Pick out the lines in the listing below that contain the word "text" and copy them.
== Material shown ==
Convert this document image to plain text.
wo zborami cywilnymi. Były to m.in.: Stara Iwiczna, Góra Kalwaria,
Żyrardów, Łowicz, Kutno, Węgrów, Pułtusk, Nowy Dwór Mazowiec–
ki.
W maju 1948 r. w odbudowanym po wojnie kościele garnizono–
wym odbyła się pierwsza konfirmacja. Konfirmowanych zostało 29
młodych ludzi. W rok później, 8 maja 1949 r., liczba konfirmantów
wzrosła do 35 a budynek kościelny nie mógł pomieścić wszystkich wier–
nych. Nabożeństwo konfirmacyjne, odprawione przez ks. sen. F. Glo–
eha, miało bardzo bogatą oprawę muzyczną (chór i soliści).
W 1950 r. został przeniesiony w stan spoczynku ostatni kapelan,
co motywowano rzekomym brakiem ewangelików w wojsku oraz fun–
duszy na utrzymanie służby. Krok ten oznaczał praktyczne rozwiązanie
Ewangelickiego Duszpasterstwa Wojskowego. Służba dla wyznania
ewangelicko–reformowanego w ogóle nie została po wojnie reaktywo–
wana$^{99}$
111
===
== Material shown ==
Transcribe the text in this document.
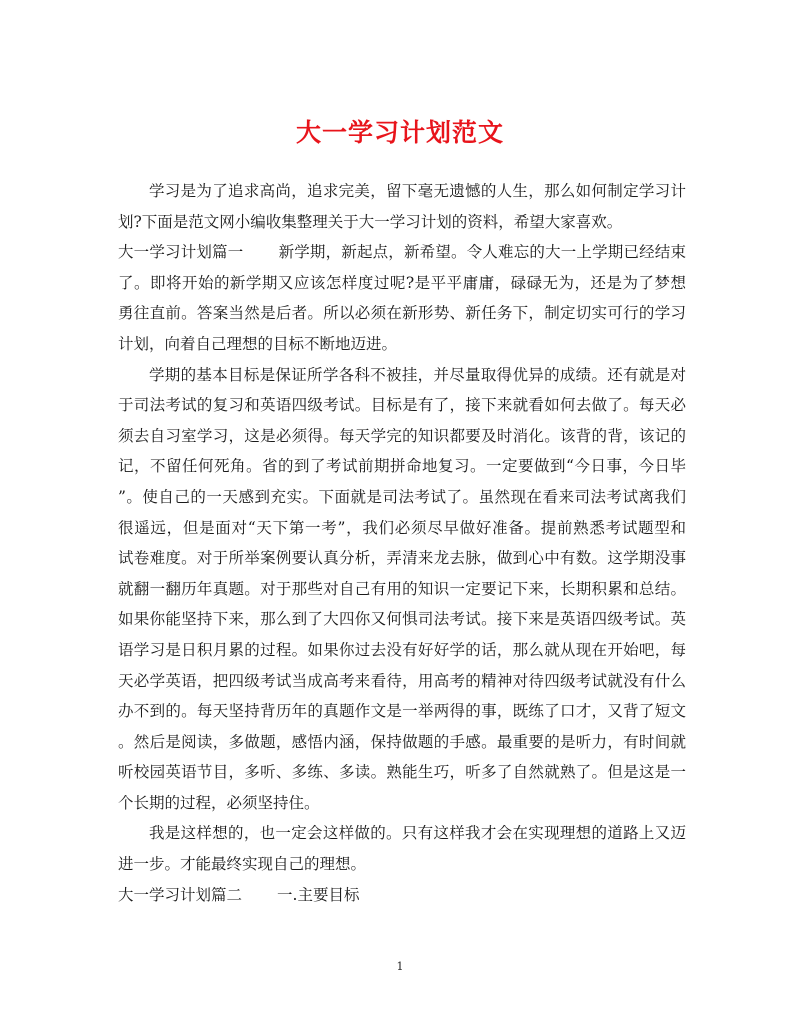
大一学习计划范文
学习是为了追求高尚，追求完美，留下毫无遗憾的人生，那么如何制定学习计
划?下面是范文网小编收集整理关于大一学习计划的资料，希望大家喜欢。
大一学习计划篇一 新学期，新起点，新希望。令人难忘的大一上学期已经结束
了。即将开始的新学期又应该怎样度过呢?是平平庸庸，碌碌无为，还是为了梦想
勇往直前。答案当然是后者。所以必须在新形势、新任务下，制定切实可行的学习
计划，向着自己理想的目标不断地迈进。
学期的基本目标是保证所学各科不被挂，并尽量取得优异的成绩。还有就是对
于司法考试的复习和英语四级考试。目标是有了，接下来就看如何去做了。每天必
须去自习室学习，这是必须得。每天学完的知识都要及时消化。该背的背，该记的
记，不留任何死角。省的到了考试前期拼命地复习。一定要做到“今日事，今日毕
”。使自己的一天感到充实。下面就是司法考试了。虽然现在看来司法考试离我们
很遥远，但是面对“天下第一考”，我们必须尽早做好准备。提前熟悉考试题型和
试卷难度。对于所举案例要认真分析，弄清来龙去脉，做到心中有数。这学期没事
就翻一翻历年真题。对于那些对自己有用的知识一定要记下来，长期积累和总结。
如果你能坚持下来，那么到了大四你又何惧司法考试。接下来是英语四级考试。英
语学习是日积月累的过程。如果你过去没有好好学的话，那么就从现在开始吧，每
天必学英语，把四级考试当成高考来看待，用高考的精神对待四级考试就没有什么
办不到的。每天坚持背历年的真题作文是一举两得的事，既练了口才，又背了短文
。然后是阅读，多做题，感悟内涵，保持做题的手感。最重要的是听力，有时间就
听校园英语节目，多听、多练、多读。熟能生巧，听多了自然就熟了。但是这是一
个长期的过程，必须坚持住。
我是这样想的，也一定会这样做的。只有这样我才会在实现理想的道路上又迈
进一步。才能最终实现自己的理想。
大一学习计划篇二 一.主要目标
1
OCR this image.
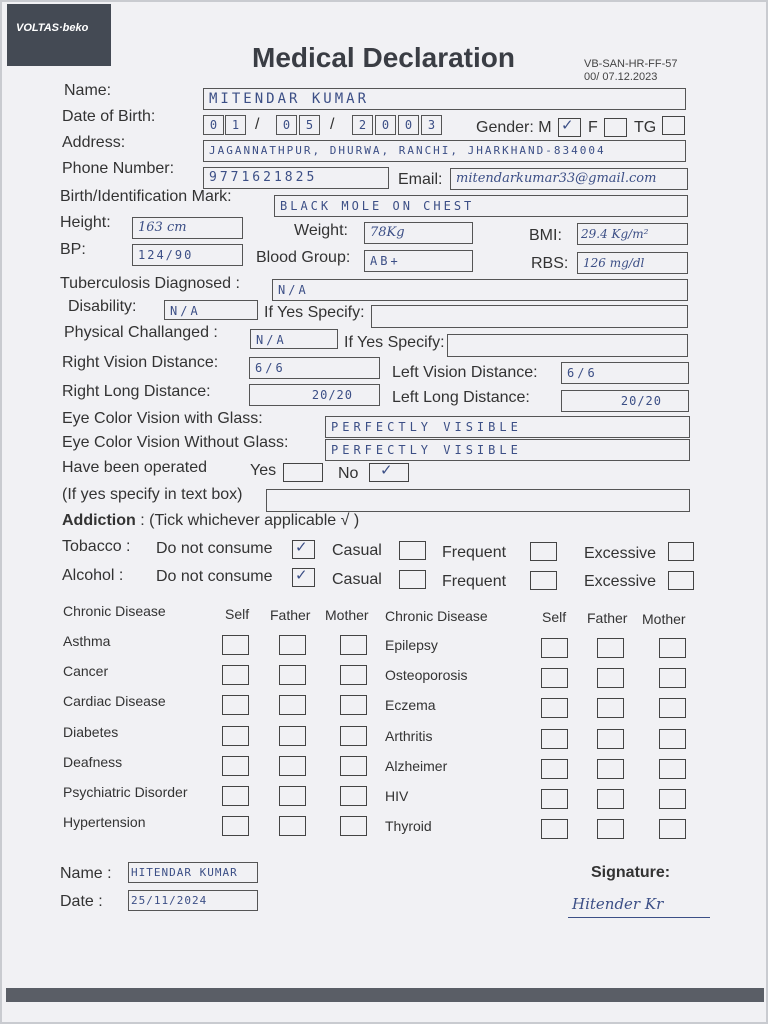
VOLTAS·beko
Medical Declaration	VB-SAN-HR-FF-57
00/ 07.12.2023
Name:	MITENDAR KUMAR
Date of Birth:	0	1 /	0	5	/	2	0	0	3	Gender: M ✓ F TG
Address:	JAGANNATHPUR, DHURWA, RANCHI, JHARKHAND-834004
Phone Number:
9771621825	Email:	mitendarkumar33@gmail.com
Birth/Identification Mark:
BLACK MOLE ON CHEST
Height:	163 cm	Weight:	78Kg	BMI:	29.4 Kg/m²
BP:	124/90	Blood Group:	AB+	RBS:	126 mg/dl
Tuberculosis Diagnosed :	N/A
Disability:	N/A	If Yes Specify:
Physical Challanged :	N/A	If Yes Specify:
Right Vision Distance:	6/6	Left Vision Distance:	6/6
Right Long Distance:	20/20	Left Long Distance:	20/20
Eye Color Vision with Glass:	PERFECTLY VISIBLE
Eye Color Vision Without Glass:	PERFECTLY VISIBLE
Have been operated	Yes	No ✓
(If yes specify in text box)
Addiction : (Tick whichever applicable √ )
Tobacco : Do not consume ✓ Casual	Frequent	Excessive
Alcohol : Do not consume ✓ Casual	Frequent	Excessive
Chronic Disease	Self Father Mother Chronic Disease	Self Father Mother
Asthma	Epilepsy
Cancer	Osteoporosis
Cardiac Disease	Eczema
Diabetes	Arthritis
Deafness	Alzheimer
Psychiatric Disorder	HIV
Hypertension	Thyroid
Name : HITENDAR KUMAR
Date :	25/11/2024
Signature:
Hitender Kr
===
- Response to the exercise -
Convert this document image to plain text.
Transcribe the text in this document.
(If yes specify in text box)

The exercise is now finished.